TASK GOAL: Do not carry the pictures over; copy every other part of the entries exactly.

────

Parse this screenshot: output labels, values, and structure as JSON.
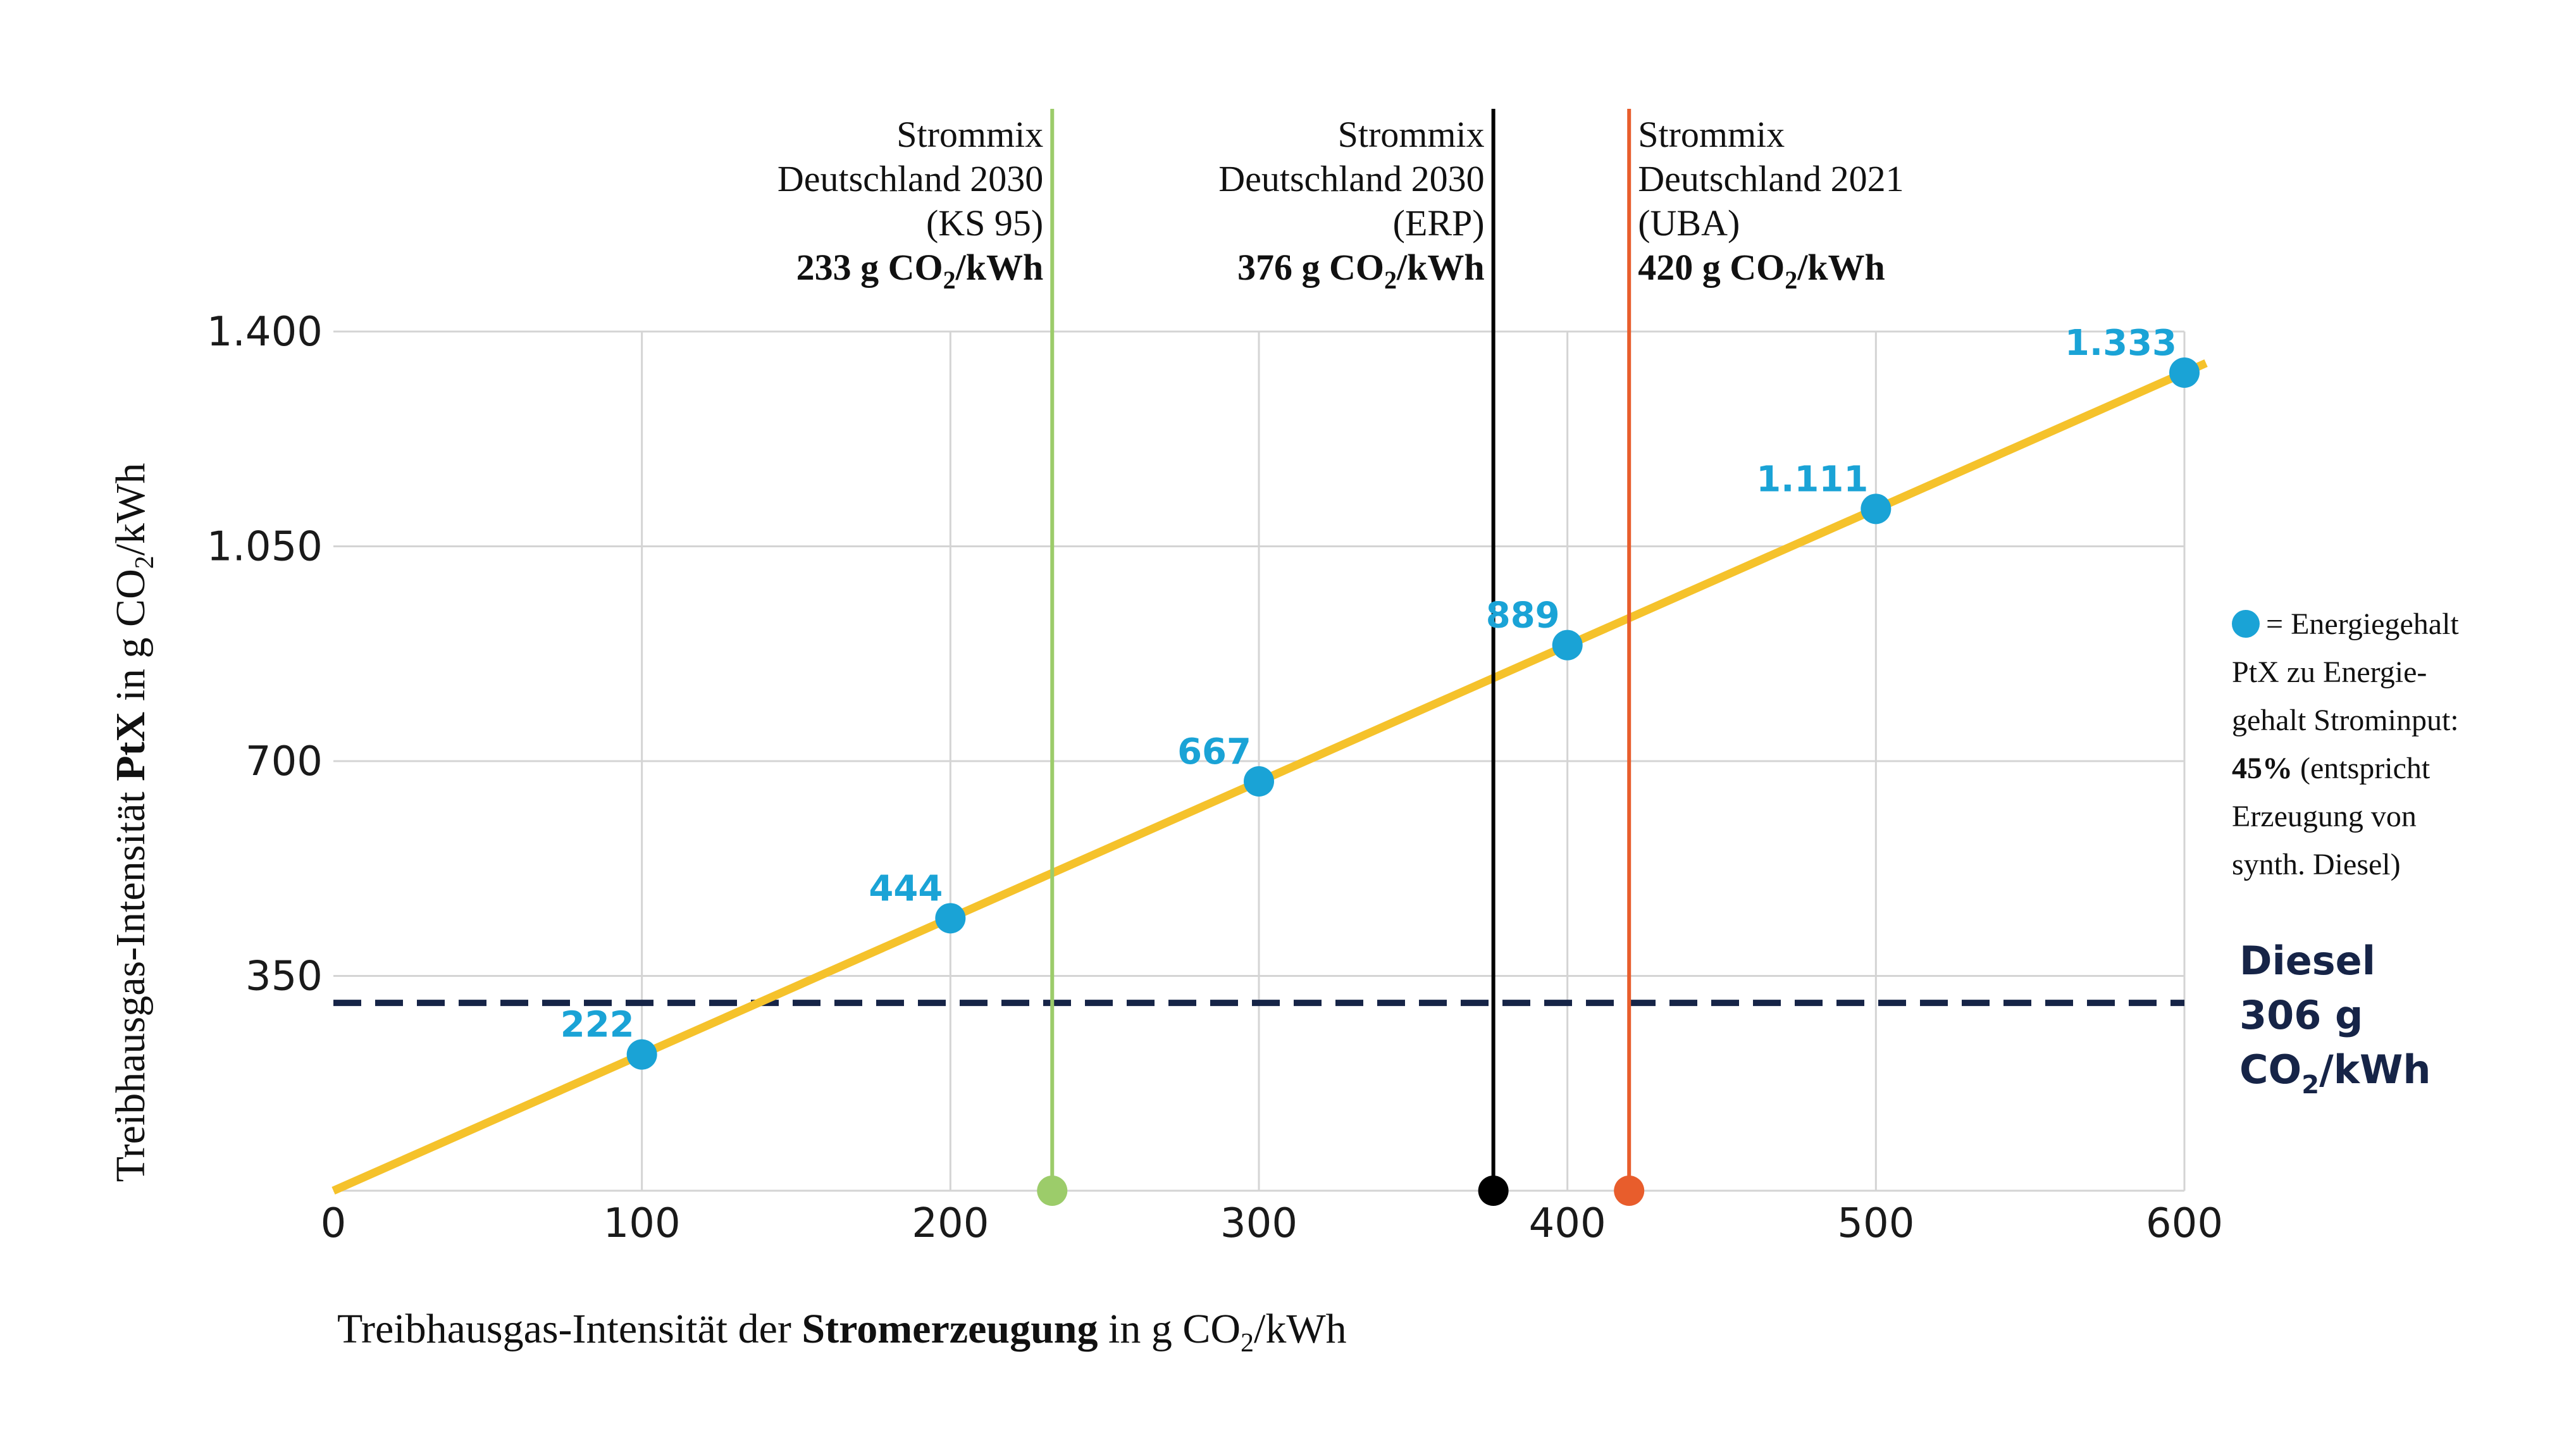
{
  "chart_data": {
    "type": "line",
    "x_axis": {
      "label_prefix": "Treibhausgas-Intensität der ",
      "label_bold": "Stromerzeugung",
      "label_suffix": " in g CO",
      "label_sub": "2",
      "label_unit": "/kWh",
      "xlim": [
        0,
        600
      ],
      "ticks": [
        0,
        100,
        200,
        300,
        400,
        500,
        600
      ],
      "tick_labels": [
        "0",
        "100",
        "200",
        "300",
        "400",
        "500",
        "600"
      ]
    },
    "y_axis": {
      "label_prefix": "Treibhausgas-Intensität ",
      "label_bold": "PtX",
      "label_suffix": " in g CO",
      "label_sub": "2",
      "label_unit": "/kWh",
      "ylim": [
        0,
        1400
      ],
      "ticks": [
        350,
        700,
        1050,
        1400
      ],
      "tick_labels": [
        "350",
        "700",
        "1.050",
        "1.400"
      ]
    },
    "grid": true,
    "series": [
      {
        "x": [
          0,
          100,
          200,
          300,
          400,
          500,
          600
        ],
        "y": [
          0,
          222,
          444,
          667,
          889,
          1111,
          1333
        ],
        "line_extends_to_x": 607,
        "color": "#f5c22b"
      }
    ],
    "points": [
      {
        "x": 100,
        "y": 222,
        "label": "222"
      },
      {
        "x": 200,
        "y": 444,
        "label": "444"
      },
      {
        "x": 300,
        "y": 667,
        "label": "667"
      },
      {
        "x": 400,
        "y": 889,
        "label": "889"
      },
      {
        "x": 500,
        "y": 1111,
        "label": "1.111"
      },
      {
        "x": 600,
        "y": 1333,
        "label": "1.333"
      }
    ],
    "point_color": "#1aa3d6",
    "reference_lines": [
      {
        "x": 233,
        "color": "#9ccc6a",
        "text_side": "left",
        "lines": [
          "Strommix",
          "Deutschland 2030",
          "(KS 95)"
        ],
        "value_prefix": "233 g CO",
        "value_sub": "2",
        "value_unit": "/kWh",
        "value_color": "#9ccc6a"
      },
      {
        "x": 376,
        "color": "#000000",
        "text_side": "left",
        "lines": [
          "Strommix",
          "Deutschland 2030",
          "(ERP)"
        ],
        "value_prefix": "376 g CO",
        "value_sub": "2",
        "value_unit": "/kWh",
        "value_color": "#000000"
      },
      {
        "x": 420,
        "color": "#e85d2c",
        "text_side": "right",
        "lines": [
          "Strommix",
          "Deutschland 2021",
          "(UBA)"
        ],
        "value_prefix": "420 g CO",
        "value_sub": "2",
        "value_unit": "/kWh",
        "value_color": "#e85d2c"
      }
    ],
    "horizontal_line": {
      "y": 306,
      "color": "#162447",
      "style": "dashed",
      "label_lines": [
        "Diesel",
        "306 g"
      ],
      "label_last_prefix": "CO",
      "label_last_sub": "2",
      "label_last_unit": "/kWh"
    },
    "legend": {
      "marker_color": "#1aa3d6",
      "line1": "= Energiegehalt",
      "line2": "PtX zu Energie-",
      "line3": "gehalt Strominput:",
      "line4_bold": "45%",
      "line4_rest": " (entspricht",
      "line5": "Erzeugung von",
      "line6": "synth. Diesel)"
    }
  }
}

────

COMPLETED TASK:
Parse this screenshot: output labels, values, and structure as JSON.
{
  "chart_data": {
    "type": "line",
    "x_axis": {
      "label_prefix": "Treibhausgas-Intensität der ",
      "label_bold": "Stromerzeugung",
      "label_suffix": " in g CO",
      "label_sub": "2",
      "label_unit": "/kWh",
      "xlim": [
        0,
        600
      ],
      "ticks": [
        0,
        100,
        200,
        300,
        400,
        500,
        600
      ],
      "tick_labels": [
        "0",
        "100",
        "200",
        "300",
        "400",
        "500",
        "600"
      ]
    },
    "y_axis": {
      "label_prefix": "Treibhausgas-Intensität ",
      "label_bold": "PtX",
      "label_suffix": " in g CO",
      "label_sub": "2",
      "label_unit": "/kWh",
      "ylim": [
        0,
        1400
      ],
      "ticks": [
        350,
        700,
        1050,
        1400
      ],
      "tick_labels": [
        "350",
        "700",
        "1.050",
        "1.400"
      ]
    },
    "grid": true,
    "series": [
      {
        "x": [
          0,
          100,
          200,
          300,
          400,
          500,
          600
        ],
        "y": [
          0,
          222,
          444,
          667,
          889,
          1111,
          1333
        ],
        "line_extends_to_x": 607,
        "color": "#f5c22b"
      }
    ],
    "points": [
      {
        "x": 100,
        "y": 222,
        "label": "222"
      },
      {
        "x": 200,
        "y": 444,
        "label": "444"
      },
      {
        "x": 300,
        "y": 667,
        "label": "667"
      },
      {
        "x": 400,
        "y": 889,
        "label": "889"
      },
      {
        "x": 500,
        "y": 1111,
        "label": "1.111"
      },
      {
        "x": 600,
        "y": 1333,
        "label": "1.333"
      }
    ],
    "point_color": "#1aa3d6",
    "reference_lines": [
      {
        "x": 233,
        "color": "#9ccc6a",
        "text_side": "left",
        "lines": [
          "Strommix",
          "Deutschland 2030",
          "(KS 95)"
        ],
        "value_prefix": "233 g CO",
        "value_sub": "2",
        "value_unit": "/kWh",
        "value_color": "#9ccc6a"
      },
      {
        "x": 376,
        "color": "#000000",
        "text_side": "left",
        "lines": [
          "Strommix",
          "Deutschland 2030",
          "(ERP)"
        ],
        "value_prefix": "376 g CO",
        "value_sub": "2",
        "value_unit": "/kWh",
        "value_color": "#000000"
      },
      {
        "x": 420,
        "color": "#e85d2c",
        "text_side": "right",
        "lines": [
          "Strommix",
          "Deutschland 2021",
          "(UBA)"
        ],
        "value_prefix": "420 g CO",
        "value_sub": "2",
        "value_unit": "/kWh",
        "value_color": "#e85d2c"
      }
    ],
    "horizontal_line": {
      "y": 306,
      "color": "#162447",
      "style": "dashed",
      "label_lines": [
        "Diesel",
        "306 g"
      ],
      "label_last_prefix": "CO",
      "label_last_sub": "2",
      "label_last_unit": "/kWh"
    },
    "legend": {
      "marker_color": "#1aa3d6",
      "line1": "= Energiegehalt",
      "line2": "PtX zu Energie-",
      "line3": "gehalt Strominput:",
      "line4_bold": "45%",
      "line4_rest": " (entspricht",
      "line5": "Erzeugung von",
      "line6": "synth. Diesel)"
    }
  }
}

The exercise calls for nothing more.